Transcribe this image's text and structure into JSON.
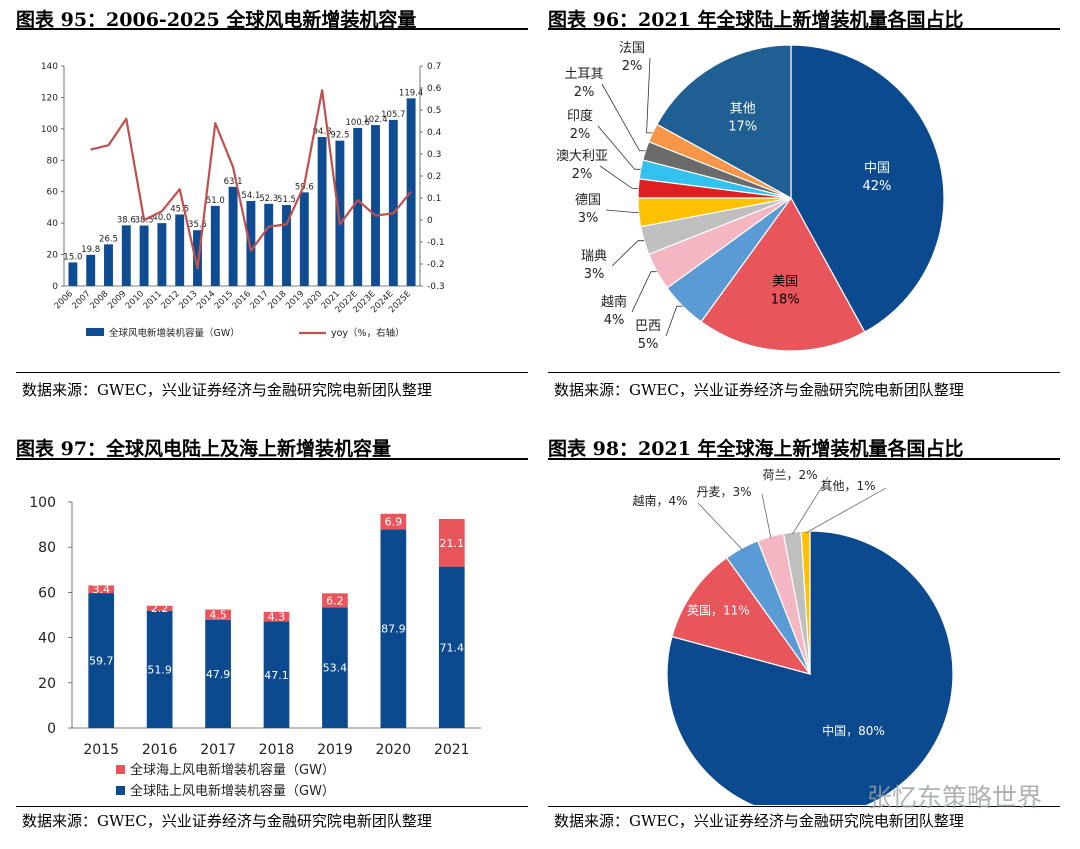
{
  "panels": [
    {
      "title": "图表 95：2006-2025 全球风电新增装机容量",
      "source": "数据来源：GWEC，兴业证券经济与金融研究院电新团队整理"
    },
    {
      "title": "图表 96：2021 年全球陆上新增装机量各国占比",
      "source": "数据来源：GWEC，兴业证券经济与金融研究院电新团队整理"
    },
    {
      "title": "图表 97：全球风电陆上及海上新增装机容量",
      "source": "数据来源：GWEC，兴业证券经济与金融研究院电新团队整理"
    },
    {
      "title": "图表 98：2021 年全球海上新增装机量各国占比",
      "source": "数据来源：GWEC，兴业证券经济与金融研究院电新团队整理"
    }
  ],
  "watermark": "张忆东策略世界",
  "colors": {
    "navy": "#0f4c92",
    "darkblue": "#0b4a8f",
    "red": "#e8555b",
    "line": "#c0504d"
  },
  "chart_data": [
    {
      "type": "bar",
      "title": "2006-2025 全球风电新增装机容量",
      "categories": [
        "2006",
        "2007",
        "2008",
        "2009",
        "2010",
        "2011",
        "2012",
        "2013",
        "2014",
        "2015",
        "2016",
        "2017",
        "2018",
        "2019",
        "2020",
        "2021",
        "2022E",
        "2023E",
        "2024E",
        "2025E"
      ],
      "series": [
        {
          "name": "全球风电新增装机容量（GW）",
          "values": [
            15.0,
            19.8,
            26.5,
            38.6,
            38.5,
            40.0,
            45.5,
            35.5,
            51.0,
            63.1,
            54.1,
            52.3,
            51.5,
            59.6,
            94.8,
            92.5,
            100.6,
            102.4,
            105.7,
            119.4
          ],
          "labels": [
            "15.0",
            "19.8",
            "26.5",
            "38.6",
            "38.5",
            "40.0",
            "45.5",
            "35.5",
            "51.0",
            "63.1",
            "54.1",
            "52.3",
            "51.5",
            "59.6",
            "94.8",
            "92.5",
            "100.6",
            "102.4",
            "105.7",
            "119.4"
          ]
        },
        {
          "name": "yoy（%，右轴）",
          "type": "line",
          "values": [
            null,
            0.32,
            0.34,
            0.46,
            0.0,
            0.04,
            0.14,
            -0.22,
            0.44,
            0.24,
            -0.14,
            -0.03,
            -0.02,
            0.16,
            0.59,
            -0.02,
            0.09,
            0.02,
            0.03,
            0.13
          ]
        }
      ],
      "ylim": [
        0,
        140
      ],
      "yticks": [
        "0",
        "20",
        "40",
        "60",
        "80",
        "100",
        "120",
        "140"
      ],
      "y2lim": [
        -0.3,
        0.7
      ],
      "y2ticks": [
        "-0.3",
        "-0.2",
        "-0.1",
        "0",
        "0.1",
        "0.2",
        "0.3",
        "0.4",
        "0.5",
        "0.6",
        "0.7"
      ],
      "legend": "bottom"
    },
    {
      "type": "pie",
      "title": "2021 年全球陆上新增装机量各国占比",
      "slices": [
        {
          "name": "中国",
          "value": 42,
          "label": "42%",
          "color": "#0b4a8f"
        },
        {
          "name": "美国",
          "value": 18,
          "label": "18%",
          "color": "#e8555b"
        },
        {
          "name": "巴西",
          "value": 5,
          "label": "5%",
          "color": "#5b9bd5"
        },
        {
          "name": "越南",
          "value": 4,
          "label": "4%",
          "color": "#f4b6c2"
        },
        {
          "name": "瑞典",
          "value": 3,
          "label": "3%",
          "color": "#bfbfbf"
        },
        {
          "name": "德国",
          "value": 3,
          "label": "3%",
          "color": "#ffc000"
        },
        {
          "name": "澳大利亚",
          "value": 2,
          "label": "2%",
          "color": "#e02020"
        },
        {
          "name": "印度",
          "value": 2,
          "label": "2%",
          "color": "#33c1f0"
        },
        {
          "name": "土耳其",
          "value": 2,
          "label": "2%",
          "color": "#6b6b6b"
        },
        {
          "name": "法国",
          "value": 2,
          "label": "2%",
          "color": "#f79646"
        },
        {
          "name": "其他",
          "value": 17,
          "label": "17%",
          "color": "#1f5f94"
        }
      ]
    },
    {
      "type": "bar",
      "stacked": true,
      "title": "全球风电陆上及海上新增装机容量",
      "categories": [
        "2015",
        "2016",
        "2017",
        "2018",
        "2019",
        "2020",
        "2021"
      ],
      "series": [
        {
          "name": "全球陆上风电新增装机容量（GW）",
          "values": [
            59.7,
            51.9,
            47.9,
            47.1,
            53.4,
            87.9,
            71.4
          ],
          "labels": [
            "59.7",
            "51.9",
            "47.9",
            "47.1",
            "53.4",
            "87.9",
            "71.4"
          ]
        },
        {
          "name": "全球海上风电新增装机容量（GW）",
          "values": [
            3.4,
            2.2,
            4.5,
            4.3,
            6.2,
            6.9,
            21.1
          ],
          "labels": [
            "3.4",
            "2.2",
            "4.5",
            "4.3",
            "6.2",
            "6.9",
            "21.1"
          ]
        }
      ],
      "ylim": [
        0,
        100
      ],
      "yticks": [
        "0",
        "20",
        "40",
        "60",
        "80",
        "100"
      ],
      "legend": "bottom"
    },
    {
      "type": "pie",
      "title": "2021 年全球海上新增装机量各国占比",
      "slices": [
        {
          "name": "中国",
          "value": 80,
          "label": "中国，80%",
          "color": "#0b4a8f"
        },
        {
          "name": "英国",
          "value": 11,
          "label": "英国，11%",
          "color": "#e8555b"
        },
        {
          "name": "越南",
          "value": 4,
          "label": "越南，4%",
          "color": "#5b9bd5"
        },
        {
          "name": "丹麦",
          "value": 3,
          "label": "丹麦，3%",
          "color": "#f4b6c2"
        },
        {
          "name": "荷兰",
          "value": 2,
          "label": "荷兰，2%",
          "color": "#bfbfbf"
        },
        {
          "name": "其他",
          "value": 1,
          "label": "其他，1%",
          "color": "#ffc000"
        }
      ]
    }
  ]
}
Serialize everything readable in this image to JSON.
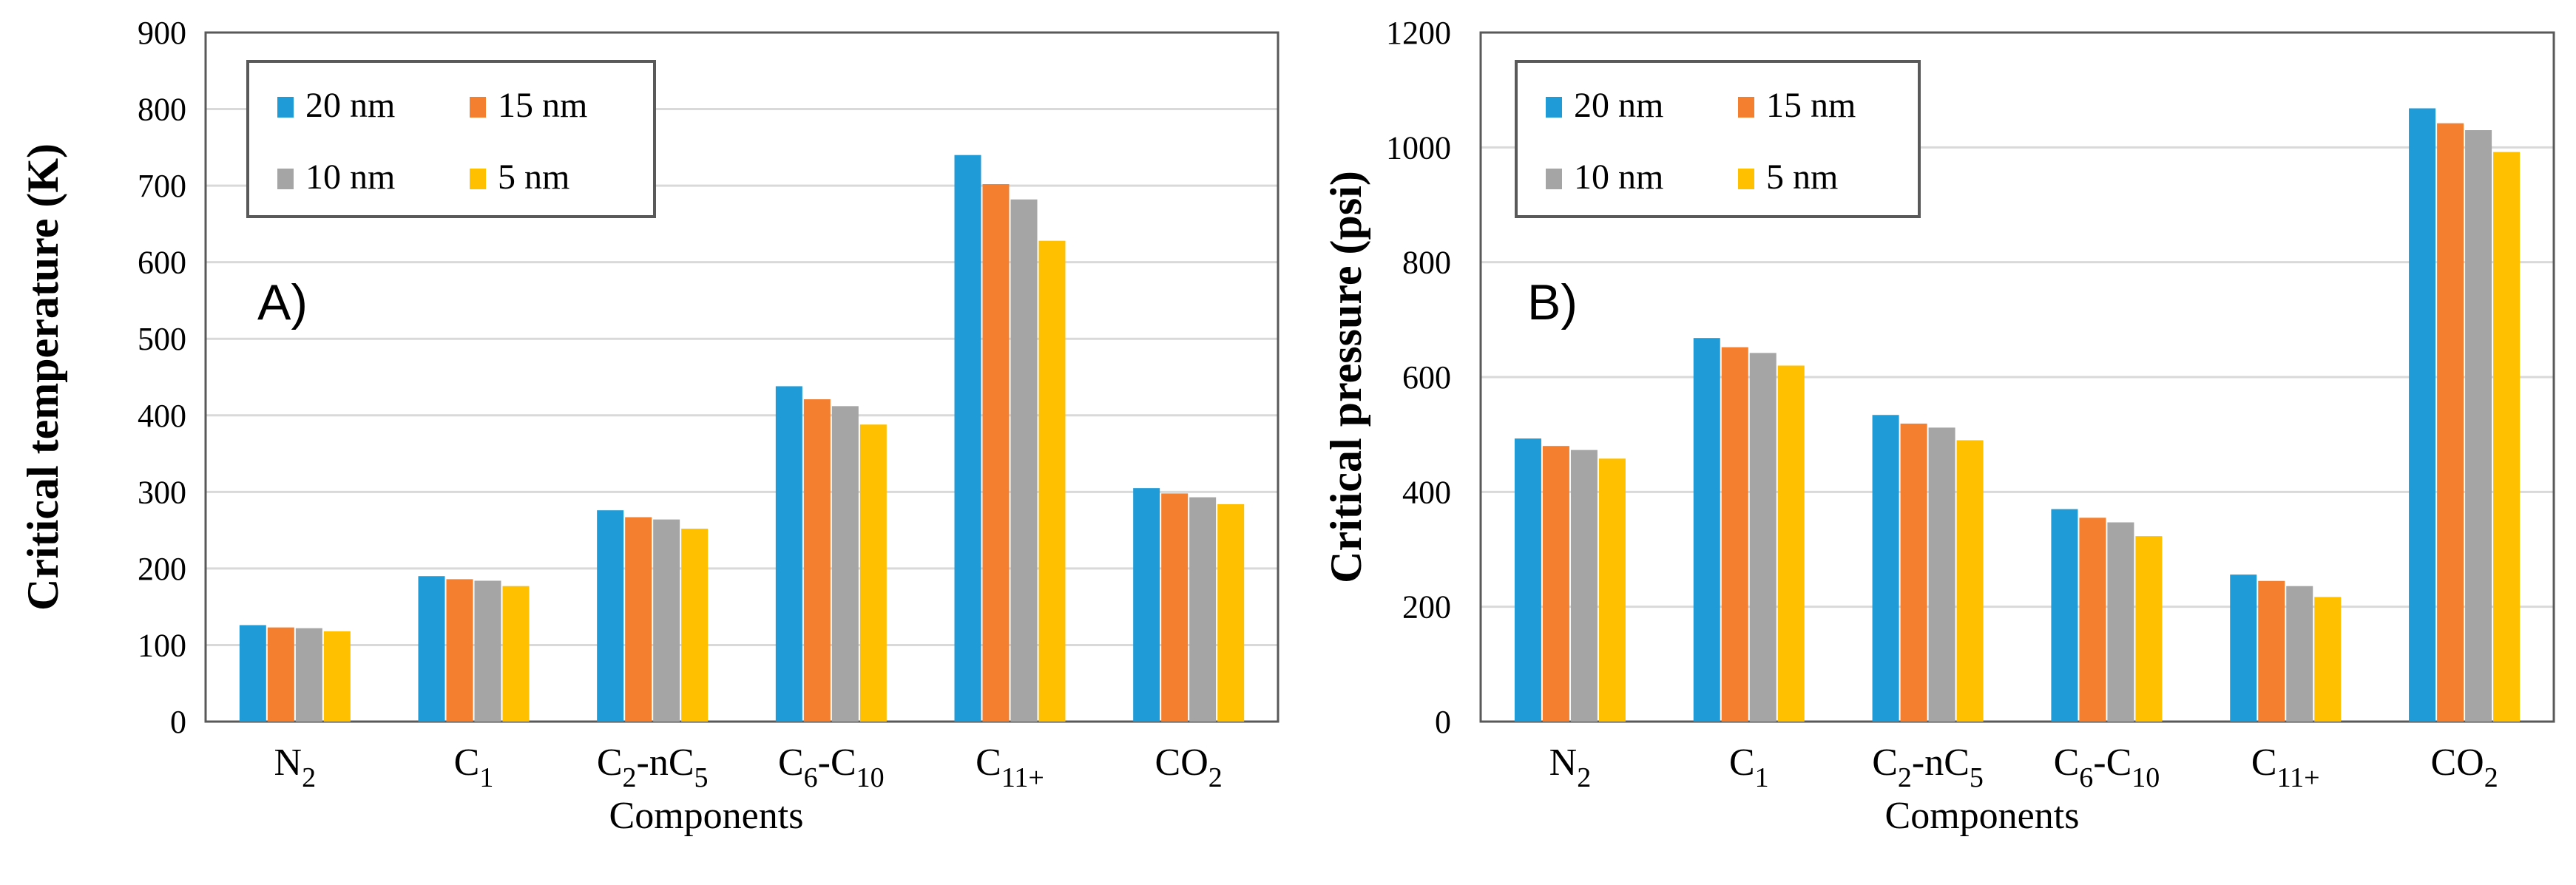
{
  "colors": {
    "s20": "#1f9bd7",
    "s15": "#f47f2e",
    "s10": "#a5a5a5",
    "s5": "#ffc000",
    "grid": "#d9d9d9",
    "frame": "#595959"
  },
  "chart_data": [
    {
      "type": "bar",
      "panel": "A)",
      "ylabel": "Critical temperature  (K)",
      "xlabel": "Components",
      "ylim": [
        0,
        900
      ],
      "yticks": [
        "0",
        "100",
        "200",
        "300",
        "400",
        "500",
        "600",
        "700",
        "800",
        "900"
      ],
      "grid": true,
      "legend": "top-left",
      "categories": [
        {
          "base": "N",
          "sub": "2",
          "mid": "",
          "sub2": ""
        },
        {
          "base": "C",
          "sub": "1",
          "mid": "",
          "sub2": ""
        },
        {
          "base": "C",
          "sub": "2",
          "mid": "-nC",
          "sub2": "5"
        },
        {
          "base": "C",
          "sub": "6",
          "mid": "-C",
          "sub2": "10"
        },
        {
          "base": "C",
          "sub": "11+",
          "mid": "",
          "sub2": ""
        },
        {
          "base": "CO",
          "sub": "2",
          "mid": "",
          "sub2": ""
        }
      ],
      "series": [
        {
          "name": "20 nm",
          "color_key": "s20",
          "values": [
            126,
            190,
            276,
            438,
            740,
            305
          ]
        },
        {
          "name": "15 nm",
          "color_key": "s15",
          "values": [
            123,
            186,
            267,
            421,
            702,
            298
          ]
        },
        {
          "name": "10 nm",
          "color_key": "s10",
          "values": [
            122,
            184,
            264,
            412,
            682,
            293
          ]
        },
        {
          "name": "5 nm",
          "color_key": "s5",
          "values": [
            118,
            177,
            252,
            388,
            628,
            284
          ]
        }
      ]
    },
    {
      "type": "bar",
      "panel": "B)",
      "ylabel": "Critical pressure  (psi)",
      "xlabel": "Components",
      "ylim": [
        0,
        1200
      ],
      "yticks": [
        "0",
        "200",
        "400",
        "600",
        "800",
        "1000",
        "1200"
      ],
      "grid": true,
      "legend": "top-left",
      "categories": [
        {
          "base": "N",
          "sub": "2",
          "mid": "",
          "sub2": ""
        },
        {
          "base": "C",
          "sub": "1",
          "mid": "",
          "sub2": ""
        },
        {
          "base": "C",
          "sub": "2",
          "mid": "-nC",
          "sub2": "5"
        },
        {
          "base": "C",
          "sub": "6",
          "mid": "-C",
          "sub2": "10"
        },
        {
          "base": "C",
          "sub": "11+",
          "mid": "",
          "sub2": ""
        },
        {
          "base": "CO",
          "sub": "2",
          "mid": "",
          "sub2": ""
        }
      ],
      "series": [
        {
          "name": "20 nm",
          "color_key": "s20",
          "values": [
            493,
            668,
            534,
            370,
            256,
            1068
          ]
        },
        {
          "name": "15 nm",
          "color_key": "s15",
          "values": [
            480,
            652,
            519,
            355,
            245,
            1042
          ]
        },
        {
          "name": "10 nm",
          "color_key": "s10",
          "values": [
            473,
            642,
            512,
            347,
            236,
            1030
          ]
        },
        {
          "name": "5 nm",
          "color_key": "s5",
          "values": [
            458,
            620,
            490,
            323,
            217,
            992
          ]
        }
      ]
    }
  ]
}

* **THE EXERCISE**
Take every line from the data that contains the word "ylabel".

* **REPLY TO THE EXERCISE**
      "ylabel": "Critical temperature  (K)",
      "ylabel": "Critical pressure  (psi)",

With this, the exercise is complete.